Extracted information:
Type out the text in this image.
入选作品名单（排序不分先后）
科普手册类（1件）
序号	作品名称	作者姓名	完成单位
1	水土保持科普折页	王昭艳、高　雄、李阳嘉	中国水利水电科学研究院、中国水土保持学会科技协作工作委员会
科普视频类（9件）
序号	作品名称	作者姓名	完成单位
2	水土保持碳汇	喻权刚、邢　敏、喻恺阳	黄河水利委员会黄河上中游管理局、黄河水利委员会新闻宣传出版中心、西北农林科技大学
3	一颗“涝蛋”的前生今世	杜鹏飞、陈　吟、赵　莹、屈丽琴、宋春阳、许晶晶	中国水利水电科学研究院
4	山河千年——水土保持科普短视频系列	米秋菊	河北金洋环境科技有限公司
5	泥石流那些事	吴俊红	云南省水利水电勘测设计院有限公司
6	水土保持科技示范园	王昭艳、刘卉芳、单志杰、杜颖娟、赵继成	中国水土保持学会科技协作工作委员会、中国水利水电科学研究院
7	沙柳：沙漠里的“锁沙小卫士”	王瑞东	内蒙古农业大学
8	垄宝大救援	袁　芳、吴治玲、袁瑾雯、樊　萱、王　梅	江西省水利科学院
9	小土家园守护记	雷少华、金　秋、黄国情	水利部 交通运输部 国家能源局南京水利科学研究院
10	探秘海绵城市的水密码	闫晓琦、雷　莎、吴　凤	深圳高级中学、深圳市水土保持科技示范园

Aim of the exercise: Pull out each line holding the string "中国水利水电科学研究院".

Reply:
1	水土保持科普折页	王昭艳、高　雄、李阳嘉	中国水利水电科学研究院、中国水土保持学会科技协作工作委员会
3	一颗“涝蛋”的前生今世	杜鹏飞、陈　吟、赵　莹、屈丽琴、宋春阳、许晶晶	中国水利水电科学研究院
6	水土保持科技示范园	王昭艳、刘卉芳、单志杰、杜颖娟、赵继成	中国水土保持学会科技协作工作委员会、中国水利水电科学研究院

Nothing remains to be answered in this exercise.